## begin

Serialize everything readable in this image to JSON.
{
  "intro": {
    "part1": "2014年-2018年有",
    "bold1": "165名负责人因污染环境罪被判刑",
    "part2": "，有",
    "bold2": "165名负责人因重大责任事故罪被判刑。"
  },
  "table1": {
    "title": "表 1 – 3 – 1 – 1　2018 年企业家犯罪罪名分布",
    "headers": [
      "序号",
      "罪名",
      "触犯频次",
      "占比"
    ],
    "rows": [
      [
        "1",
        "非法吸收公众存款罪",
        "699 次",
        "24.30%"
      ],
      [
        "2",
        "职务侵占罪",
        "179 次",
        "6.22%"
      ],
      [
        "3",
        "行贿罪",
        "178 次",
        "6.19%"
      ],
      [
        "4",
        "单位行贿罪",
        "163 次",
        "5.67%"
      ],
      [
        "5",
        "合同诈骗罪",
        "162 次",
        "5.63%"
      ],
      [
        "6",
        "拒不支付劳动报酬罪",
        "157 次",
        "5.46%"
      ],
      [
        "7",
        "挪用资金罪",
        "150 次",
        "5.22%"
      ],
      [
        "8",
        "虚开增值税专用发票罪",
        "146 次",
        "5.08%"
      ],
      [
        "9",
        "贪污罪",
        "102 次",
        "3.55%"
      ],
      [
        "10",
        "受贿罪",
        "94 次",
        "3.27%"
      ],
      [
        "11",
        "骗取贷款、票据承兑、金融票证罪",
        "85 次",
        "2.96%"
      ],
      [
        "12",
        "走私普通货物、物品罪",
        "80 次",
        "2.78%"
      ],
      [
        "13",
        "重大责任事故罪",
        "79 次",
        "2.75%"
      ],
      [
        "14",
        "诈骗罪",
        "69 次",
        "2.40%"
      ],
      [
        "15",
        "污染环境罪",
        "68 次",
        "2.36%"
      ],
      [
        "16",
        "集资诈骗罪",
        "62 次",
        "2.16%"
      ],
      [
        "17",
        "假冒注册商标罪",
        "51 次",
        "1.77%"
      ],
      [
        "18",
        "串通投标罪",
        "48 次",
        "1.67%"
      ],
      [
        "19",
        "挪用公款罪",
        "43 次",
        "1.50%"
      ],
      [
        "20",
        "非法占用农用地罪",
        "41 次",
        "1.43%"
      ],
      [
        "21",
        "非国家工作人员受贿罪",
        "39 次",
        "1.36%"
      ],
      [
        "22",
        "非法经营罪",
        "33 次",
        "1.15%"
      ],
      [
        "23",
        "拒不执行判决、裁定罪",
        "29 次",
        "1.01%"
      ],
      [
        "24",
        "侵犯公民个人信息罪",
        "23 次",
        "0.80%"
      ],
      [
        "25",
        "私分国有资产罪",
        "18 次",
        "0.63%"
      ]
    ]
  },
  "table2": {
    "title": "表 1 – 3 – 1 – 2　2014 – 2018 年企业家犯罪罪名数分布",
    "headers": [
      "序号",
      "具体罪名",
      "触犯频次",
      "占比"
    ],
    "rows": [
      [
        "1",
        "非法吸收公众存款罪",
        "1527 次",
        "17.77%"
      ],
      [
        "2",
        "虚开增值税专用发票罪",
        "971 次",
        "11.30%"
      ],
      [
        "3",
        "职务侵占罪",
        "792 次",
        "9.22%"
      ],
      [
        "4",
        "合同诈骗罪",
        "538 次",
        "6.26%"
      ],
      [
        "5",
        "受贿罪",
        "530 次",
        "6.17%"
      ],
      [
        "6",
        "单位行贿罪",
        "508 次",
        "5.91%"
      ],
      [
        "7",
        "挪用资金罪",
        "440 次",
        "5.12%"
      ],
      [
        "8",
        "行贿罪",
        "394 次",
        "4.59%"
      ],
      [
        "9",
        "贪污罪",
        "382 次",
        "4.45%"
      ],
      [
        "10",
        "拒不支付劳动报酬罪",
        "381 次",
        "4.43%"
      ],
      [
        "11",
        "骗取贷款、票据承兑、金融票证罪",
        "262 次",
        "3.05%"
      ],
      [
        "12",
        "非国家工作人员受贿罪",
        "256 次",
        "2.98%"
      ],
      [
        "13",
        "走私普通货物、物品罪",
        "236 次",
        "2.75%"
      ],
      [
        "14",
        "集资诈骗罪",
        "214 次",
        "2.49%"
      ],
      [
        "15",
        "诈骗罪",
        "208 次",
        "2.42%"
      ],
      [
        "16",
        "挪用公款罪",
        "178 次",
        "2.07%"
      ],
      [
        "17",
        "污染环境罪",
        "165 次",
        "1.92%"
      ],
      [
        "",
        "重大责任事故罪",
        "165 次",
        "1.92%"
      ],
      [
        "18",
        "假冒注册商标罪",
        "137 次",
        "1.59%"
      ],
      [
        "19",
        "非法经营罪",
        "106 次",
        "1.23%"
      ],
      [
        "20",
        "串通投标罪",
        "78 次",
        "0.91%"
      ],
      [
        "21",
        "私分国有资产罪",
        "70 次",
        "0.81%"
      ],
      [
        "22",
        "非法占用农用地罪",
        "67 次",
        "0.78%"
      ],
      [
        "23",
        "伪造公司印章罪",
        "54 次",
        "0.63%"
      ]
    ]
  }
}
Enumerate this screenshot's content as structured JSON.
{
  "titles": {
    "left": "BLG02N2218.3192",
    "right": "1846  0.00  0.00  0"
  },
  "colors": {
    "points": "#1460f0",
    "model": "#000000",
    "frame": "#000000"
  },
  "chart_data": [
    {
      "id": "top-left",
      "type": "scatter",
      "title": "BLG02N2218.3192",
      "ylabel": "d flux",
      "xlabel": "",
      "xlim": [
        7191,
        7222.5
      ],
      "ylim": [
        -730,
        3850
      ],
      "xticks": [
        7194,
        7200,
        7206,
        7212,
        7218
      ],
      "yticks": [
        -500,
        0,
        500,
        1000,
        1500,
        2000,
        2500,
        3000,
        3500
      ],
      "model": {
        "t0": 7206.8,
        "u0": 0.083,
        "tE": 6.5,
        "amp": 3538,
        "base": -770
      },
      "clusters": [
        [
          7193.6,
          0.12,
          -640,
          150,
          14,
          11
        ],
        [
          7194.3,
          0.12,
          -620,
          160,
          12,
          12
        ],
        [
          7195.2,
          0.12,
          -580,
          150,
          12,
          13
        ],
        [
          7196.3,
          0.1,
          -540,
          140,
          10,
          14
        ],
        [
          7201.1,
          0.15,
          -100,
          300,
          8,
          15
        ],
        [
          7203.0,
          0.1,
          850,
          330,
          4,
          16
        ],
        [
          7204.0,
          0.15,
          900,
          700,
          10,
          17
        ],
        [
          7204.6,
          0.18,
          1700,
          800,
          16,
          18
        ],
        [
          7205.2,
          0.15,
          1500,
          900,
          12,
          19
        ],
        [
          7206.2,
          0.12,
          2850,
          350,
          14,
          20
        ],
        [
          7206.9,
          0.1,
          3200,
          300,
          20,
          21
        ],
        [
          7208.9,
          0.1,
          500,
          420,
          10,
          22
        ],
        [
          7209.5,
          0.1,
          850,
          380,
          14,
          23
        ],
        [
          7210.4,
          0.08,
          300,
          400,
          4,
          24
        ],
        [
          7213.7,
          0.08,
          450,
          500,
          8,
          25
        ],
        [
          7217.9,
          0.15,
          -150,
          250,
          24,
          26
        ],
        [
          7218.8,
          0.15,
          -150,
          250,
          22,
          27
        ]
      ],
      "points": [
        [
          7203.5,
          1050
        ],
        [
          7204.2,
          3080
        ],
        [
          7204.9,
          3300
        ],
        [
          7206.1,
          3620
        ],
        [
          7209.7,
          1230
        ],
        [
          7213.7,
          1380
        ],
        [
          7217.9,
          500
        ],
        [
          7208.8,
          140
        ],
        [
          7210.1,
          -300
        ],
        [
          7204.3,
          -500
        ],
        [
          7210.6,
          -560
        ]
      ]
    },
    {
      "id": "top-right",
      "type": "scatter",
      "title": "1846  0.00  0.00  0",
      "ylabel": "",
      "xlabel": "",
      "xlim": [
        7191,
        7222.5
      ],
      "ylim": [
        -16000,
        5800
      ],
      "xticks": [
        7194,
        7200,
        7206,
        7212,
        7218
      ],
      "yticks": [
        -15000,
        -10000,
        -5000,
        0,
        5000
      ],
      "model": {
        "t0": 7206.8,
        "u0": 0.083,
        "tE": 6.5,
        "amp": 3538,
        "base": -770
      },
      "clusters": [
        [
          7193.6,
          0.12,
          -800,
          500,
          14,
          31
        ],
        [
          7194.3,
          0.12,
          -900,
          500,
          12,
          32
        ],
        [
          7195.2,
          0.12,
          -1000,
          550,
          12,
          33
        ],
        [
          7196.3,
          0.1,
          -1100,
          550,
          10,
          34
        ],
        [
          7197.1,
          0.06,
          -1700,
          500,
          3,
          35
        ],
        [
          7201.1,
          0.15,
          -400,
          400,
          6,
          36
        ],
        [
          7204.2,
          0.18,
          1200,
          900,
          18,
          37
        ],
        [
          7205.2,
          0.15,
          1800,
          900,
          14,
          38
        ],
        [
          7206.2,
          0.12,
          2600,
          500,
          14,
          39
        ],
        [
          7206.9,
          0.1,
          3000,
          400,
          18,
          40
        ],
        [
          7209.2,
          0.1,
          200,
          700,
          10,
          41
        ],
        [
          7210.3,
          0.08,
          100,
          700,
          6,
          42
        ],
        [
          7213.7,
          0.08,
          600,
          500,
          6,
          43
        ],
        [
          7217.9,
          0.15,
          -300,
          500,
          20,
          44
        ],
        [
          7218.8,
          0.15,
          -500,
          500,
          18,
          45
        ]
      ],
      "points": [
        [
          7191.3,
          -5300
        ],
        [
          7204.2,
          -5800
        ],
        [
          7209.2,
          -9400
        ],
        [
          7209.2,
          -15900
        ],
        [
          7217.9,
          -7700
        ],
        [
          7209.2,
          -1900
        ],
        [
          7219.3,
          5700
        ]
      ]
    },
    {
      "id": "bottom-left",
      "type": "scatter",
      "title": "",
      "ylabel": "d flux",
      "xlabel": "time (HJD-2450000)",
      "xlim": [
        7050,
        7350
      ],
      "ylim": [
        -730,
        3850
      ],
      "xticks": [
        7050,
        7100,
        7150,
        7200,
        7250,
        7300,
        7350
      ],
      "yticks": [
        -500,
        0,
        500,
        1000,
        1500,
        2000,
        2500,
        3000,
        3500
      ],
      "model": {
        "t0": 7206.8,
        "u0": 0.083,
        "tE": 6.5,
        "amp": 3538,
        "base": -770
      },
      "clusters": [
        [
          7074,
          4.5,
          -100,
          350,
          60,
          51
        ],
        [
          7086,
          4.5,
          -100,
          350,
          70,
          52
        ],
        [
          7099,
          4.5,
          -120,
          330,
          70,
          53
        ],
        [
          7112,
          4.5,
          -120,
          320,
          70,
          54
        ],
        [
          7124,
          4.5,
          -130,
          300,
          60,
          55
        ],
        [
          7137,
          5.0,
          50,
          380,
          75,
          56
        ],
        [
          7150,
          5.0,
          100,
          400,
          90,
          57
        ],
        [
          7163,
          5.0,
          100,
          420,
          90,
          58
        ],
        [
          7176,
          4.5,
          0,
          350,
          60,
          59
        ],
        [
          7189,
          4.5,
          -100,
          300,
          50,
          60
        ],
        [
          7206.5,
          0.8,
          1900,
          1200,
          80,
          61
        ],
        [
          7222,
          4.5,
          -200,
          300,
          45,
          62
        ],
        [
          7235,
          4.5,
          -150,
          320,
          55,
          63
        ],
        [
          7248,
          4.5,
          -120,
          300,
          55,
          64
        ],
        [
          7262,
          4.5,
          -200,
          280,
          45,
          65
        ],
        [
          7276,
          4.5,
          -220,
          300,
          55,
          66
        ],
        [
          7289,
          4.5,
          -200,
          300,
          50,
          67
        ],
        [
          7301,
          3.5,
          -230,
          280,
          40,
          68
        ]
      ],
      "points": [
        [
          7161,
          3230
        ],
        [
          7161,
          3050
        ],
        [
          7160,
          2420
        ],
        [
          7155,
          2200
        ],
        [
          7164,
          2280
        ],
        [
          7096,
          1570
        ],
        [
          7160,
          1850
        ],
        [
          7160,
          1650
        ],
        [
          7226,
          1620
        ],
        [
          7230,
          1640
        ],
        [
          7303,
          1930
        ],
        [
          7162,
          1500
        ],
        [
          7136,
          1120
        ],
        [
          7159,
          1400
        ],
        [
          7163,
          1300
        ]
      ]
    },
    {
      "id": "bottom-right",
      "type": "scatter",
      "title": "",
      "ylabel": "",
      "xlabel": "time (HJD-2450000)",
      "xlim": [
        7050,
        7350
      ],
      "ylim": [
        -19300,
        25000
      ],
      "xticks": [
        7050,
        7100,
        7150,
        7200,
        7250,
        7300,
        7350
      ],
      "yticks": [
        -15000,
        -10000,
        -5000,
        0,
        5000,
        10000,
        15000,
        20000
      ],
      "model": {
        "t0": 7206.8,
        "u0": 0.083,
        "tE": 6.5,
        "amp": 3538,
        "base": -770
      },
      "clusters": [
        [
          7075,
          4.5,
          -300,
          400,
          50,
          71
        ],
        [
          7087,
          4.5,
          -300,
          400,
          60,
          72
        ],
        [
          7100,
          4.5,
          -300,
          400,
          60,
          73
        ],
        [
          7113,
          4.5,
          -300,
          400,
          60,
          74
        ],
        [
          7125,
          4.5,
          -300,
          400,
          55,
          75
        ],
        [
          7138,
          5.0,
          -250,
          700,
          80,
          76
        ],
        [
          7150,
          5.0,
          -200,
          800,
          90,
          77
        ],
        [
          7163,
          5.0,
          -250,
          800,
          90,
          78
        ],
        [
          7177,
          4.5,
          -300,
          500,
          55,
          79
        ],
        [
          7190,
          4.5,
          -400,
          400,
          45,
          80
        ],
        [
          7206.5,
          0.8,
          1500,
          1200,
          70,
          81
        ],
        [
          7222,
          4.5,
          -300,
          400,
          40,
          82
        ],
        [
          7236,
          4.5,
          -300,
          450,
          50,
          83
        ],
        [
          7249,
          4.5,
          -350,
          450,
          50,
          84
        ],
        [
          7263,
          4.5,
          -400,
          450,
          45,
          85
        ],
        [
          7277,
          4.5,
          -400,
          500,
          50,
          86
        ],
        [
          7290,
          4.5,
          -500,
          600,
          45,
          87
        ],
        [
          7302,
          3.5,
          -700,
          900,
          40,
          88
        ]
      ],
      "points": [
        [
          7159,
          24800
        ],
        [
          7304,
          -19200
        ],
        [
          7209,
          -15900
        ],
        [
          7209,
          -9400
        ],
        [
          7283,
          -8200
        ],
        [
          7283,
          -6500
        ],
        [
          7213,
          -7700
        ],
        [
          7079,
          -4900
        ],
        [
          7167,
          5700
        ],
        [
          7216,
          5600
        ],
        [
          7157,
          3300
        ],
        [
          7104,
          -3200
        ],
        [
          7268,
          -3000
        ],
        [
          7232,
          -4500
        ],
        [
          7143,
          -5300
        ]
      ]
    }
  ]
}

## end

=== What you are asked to do ===
Pick out and copy the lines of the entries that hold the string "right".

=== Task result ===
    "right": "1846  0.00  0.00  0"
      "id": "top-right",
      "id": "bottom-right",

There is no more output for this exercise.